=== Stored data ===
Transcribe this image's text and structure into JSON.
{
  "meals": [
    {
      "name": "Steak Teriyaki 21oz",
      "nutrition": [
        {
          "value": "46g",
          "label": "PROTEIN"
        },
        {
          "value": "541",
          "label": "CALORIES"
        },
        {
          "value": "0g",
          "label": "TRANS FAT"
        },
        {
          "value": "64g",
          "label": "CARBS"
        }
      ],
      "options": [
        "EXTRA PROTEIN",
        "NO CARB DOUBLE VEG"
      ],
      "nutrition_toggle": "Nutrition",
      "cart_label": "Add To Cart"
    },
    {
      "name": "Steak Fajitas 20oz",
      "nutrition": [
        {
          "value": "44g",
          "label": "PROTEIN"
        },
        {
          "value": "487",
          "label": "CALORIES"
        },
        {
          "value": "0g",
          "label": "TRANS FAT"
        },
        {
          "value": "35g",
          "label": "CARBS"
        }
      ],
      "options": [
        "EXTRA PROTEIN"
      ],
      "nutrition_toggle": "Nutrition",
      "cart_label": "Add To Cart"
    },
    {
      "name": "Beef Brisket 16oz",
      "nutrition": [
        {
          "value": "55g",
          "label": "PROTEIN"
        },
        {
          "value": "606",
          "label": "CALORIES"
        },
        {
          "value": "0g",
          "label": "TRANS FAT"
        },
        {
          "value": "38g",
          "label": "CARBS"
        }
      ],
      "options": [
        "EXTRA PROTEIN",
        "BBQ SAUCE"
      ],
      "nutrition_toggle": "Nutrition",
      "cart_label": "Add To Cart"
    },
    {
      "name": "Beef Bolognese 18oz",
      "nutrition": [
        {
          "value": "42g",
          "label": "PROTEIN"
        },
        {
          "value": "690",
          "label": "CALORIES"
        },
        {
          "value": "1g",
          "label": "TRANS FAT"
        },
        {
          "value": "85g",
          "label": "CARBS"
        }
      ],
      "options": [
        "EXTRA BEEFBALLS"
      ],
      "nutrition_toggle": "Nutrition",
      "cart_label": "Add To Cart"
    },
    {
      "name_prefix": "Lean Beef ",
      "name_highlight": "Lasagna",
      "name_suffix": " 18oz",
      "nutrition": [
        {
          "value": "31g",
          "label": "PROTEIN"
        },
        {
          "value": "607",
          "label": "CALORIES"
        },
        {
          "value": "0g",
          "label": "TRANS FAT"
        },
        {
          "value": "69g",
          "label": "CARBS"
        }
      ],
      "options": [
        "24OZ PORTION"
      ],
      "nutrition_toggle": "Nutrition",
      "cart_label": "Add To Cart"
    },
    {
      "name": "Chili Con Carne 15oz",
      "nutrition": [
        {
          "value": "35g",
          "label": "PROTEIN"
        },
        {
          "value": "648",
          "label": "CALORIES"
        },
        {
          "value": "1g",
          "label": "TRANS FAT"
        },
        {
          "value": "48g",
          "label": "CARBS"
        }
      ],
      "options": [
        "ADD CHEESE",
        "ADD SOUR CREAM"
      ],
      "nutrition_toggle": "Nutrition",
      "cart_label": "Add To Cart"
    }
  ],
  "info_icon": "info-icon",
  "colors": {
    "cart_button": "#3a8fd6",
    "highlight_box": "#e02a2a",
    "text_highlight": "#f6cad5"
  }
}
===
- Aim of the exercise -
What is needed is each line from the records with the word "Steak" in it.

- Written response -
      "name": "Steak Teriyaki 21oz",
      "name": "Steak Fajitas 20oz",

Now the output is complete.